_Exercise objective_
Recast the records as a numbered list, from the first line through the line that contains "- x-tick-label: 50: [733, 363, 748, 377]", and omit any blank lines.

_Extracted entries_
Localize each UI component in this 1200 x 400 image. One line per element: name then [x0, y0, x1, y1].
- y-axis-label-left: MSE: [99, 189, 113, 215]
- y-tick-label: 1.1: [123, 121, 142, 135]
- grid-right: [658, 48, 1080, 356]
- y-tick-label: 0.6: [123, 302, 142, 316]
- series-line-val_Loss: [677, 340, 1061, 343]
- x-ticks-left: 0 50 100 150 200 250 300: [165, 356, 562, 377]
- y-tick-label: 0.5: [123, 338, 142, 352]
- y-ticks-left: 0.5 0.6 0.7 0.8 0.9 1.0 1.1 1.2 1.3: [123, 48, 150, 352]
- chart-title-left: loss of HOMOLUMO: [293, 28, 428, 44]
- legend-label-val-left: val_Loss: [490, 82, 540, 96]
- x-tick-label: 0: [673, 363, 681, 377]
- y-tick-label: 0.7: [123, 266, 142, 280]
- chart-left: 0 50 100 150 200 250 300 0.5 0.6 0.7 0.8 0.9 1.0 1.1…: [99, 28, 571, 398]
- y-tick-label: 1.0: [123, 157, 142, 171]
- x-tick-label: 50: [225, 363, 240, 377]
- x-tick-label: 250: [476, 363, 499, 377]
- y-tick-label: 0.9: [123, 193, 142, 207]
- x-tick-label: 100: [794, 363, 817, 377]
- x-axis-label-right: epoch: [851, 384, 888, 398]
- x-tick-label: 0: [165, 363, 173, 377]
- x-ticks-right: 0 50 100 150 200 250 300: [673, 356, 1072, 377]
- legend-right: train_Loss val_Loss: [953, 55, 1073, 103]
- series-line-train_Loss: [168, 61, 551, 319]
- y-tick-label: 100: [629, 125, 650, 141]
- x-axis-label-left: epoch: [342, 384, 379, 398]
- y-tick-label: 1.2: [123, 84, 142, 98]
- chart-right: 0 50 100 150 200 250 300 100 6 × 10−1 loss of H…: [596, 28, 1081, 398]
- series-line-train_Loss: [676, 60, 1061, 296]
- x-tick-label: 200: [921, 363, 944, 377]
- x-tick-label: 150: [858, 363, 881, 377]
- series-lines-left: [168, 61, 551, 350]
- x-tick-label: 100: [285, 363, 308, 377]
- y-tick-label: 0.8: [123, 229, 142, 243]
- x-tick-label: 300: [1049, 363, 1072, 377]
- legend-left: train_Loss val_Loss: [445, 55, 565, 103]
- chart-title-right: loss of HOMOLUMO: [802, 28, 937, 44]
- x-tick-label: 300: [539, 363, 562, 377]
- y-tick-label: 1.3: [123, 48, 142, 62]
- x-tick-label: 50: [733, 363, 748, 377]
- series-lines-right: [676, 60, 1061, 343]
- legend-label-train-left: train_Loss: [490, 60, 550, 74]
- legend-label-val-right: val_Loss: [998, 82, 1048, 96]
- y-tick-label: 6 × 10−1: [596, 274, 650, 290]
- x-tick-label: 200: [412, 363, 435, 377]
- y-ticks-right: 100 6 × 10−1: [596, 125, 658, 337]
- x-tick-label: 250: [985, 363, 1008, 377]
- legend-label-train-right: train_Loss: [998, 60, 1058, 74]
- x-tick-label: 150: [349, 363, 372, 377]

_Solution for this problem_
1. Localize each UI component in this 1200 x 400 image. One line per element: name then [x0, y0, x1, y1].
2. - y-axis-label-left: MSE: [99, 189, 113, 215]
3. - y-tick-label: 1.1: [123, 121, 142, 135]
4. - grid-right: [658, 48, 1080, 356]
5. - y-tick-label: 0.6: [123, 302, 142, 316]
6. - series-line-val_Loss: [677, 340, 1061, 343]
7. - x-ticks-left: 0 50 100 150 200 250 300: [165, 356, 562, 377]
8. - y-tick-label: 0.5: [123, 338, 142, 352]
9. - y-ticks-left: 0.5 0.6 0.7 0.8 0.9 1.0 1.1 1.2 1.3: [123, 48, 150, 352]
10. - chart-title-left: loss of HOMOLUMO: [293, 28, 428, 44]
11. - legend-label-val-left: val_Loss: [490, 82, 540, 96]
12. - x-tick-label: 0: [673, 363, 681, 377]
13. - y-tick-label: 0.7: [123, 266, 142, 280]
14. - chart-left: 0 50 100 150 200 250 300 0.5 0.6 0.7 0.8 0.9 1.0 1.1…: [99, 28, 571, 398]
15. - y-tick-label: 1.0: [123, 157, 142, 171]
16. - x-tick-label: 50: [225, 363, 240, 377]
17. - x-tick-label: 250: [476, 363, 499, 377]
18. - y-tick-label: 0.9: [123, 193, 142, 207]
19. - x-tick-label: 100: [794, 363, 817, 377]
20. - x-axis-label-right: epoch: [851, 384, 888, 398]
21. - x-tick-label: 0: [165, 363, 173, 377]
22. - x-ticks-right: 0 50 100 150 200 250 300: [673, 356, 1072, 377]
23. - legend-right: train_Loss val_Loss: [953, 55, 1073, 103]
24. - series-line-train_Loss: [168, 61, 551, 319]
25. - y-tick-label: 100: [629, 125, 650, 141]
26. - x-axis-label-left: epoch: [342, 384, 379, 398]
27. - y-tick-label: 1.2: [123, 84, 142, 98]
28. - chart-right: 0 50 100 150 200 250 300 100 6 × 10−1 loss of H…: [596, 28, 1081, 398]
29. - series-line-train_Loss: [676, 60, 1061, 296]
30. - x-tick-label: 200: [921, 363, 944, 377]
31. - x-tick-label: 150: [858, 363, 881, 377]
32. - series-lines-left: [168, 61, 551, 350]
33. - x-tick-label: 100: [285, 363, 308, 377]
34. - y-tick-label: 0.8: [123, 229, 142, 243]
35. - x-tick-label: 300: [1049, 363, 1072, 377]
36. - legend-left: train_Loss val_Loss: [445, 55, 565, 103]
37. - chart-title-right: loss of HOMOLUMO: [802, 28, 937, 44]
38. - x-tick-label: 300: [539, 363, 562, 377]
39. - y-tick-label: 1.3: [123, 48, 142, 62]
40. - x-tick-label: 50: [733, 363, 748, 377]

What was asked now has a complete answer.